All jokes side this was painful as hell. 45 minute video turned into 2-3 hours of slamming my head into keyboard until it worked which is shit even for a beginner.
Most of the code wasn't even hard but me constantly moving variables in wrong place, miss tying words, aligning inconsistently with tabs and other small hiccups costed me a lot of time.

In the end it's janky as hell. Speed is sluggish maybe because of me or because youtuber didn't bother with acceleration bullshit, scoring is broken where if you hit lower border in middle the enemy gets a point. Ball goes fast and then suddenly slows down upon hitting, blocks have no restrictions and can fly off the game yada yada

So i'm sitting there and thinking "what now"?
What do i do after this? I have ideas for games and sure i won't jump in when i'm making a comic but i have so many ideas and projects to do after my demise in comic medium and i can't even make pong play smooth.

▶ _Problems to solve_:
1: Print the part of the Pong post that opens with the words containing "What do i do" and closes with "pong play smooth.".
2: In the Pong post, what happens when the ball hits the lower border in the middle?
The material after this is separate from the Pong post.

▶ _Supplied material_:
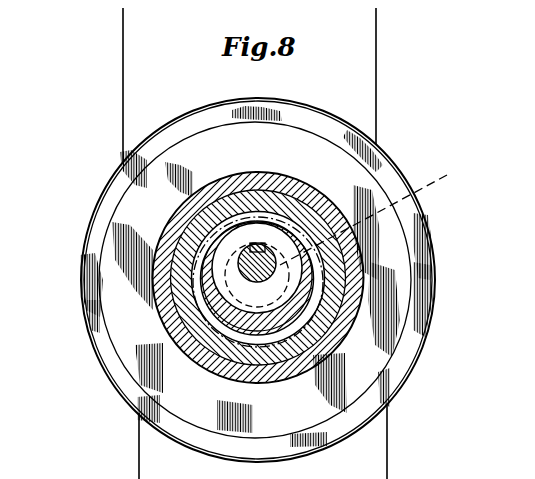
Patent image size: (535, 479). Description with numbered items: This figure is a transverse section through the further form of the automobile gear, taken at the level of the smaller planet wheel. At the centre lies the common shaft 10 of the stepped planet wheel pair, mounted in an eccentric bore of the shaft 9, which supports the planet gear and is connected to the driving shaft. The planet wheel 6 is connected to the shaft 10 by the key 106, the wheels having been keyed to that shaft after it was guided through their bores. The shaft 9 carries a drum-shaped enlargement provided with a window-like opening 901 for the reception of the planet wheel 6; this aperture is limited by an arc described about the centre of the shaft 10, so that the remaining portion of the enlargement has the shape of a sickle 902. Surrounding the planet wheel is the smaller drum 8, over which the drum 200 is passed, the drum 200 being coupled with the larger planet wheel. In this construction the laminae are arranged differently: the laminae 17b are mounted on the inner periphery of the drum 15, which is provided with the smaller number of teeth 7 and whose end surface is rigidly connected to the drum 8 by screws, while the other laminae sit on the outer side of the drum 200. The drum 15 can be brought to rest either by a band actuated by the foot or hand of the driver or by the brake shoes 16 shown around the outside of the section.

▶ _Responses_:
1:
What do i do after this? I have ideas for games and sure i won't jump in when i'm making a comic but i have so many ideas and projects to do after my demise in comic medium and i can't even make pong play smooth.

2: The enemy gets a point.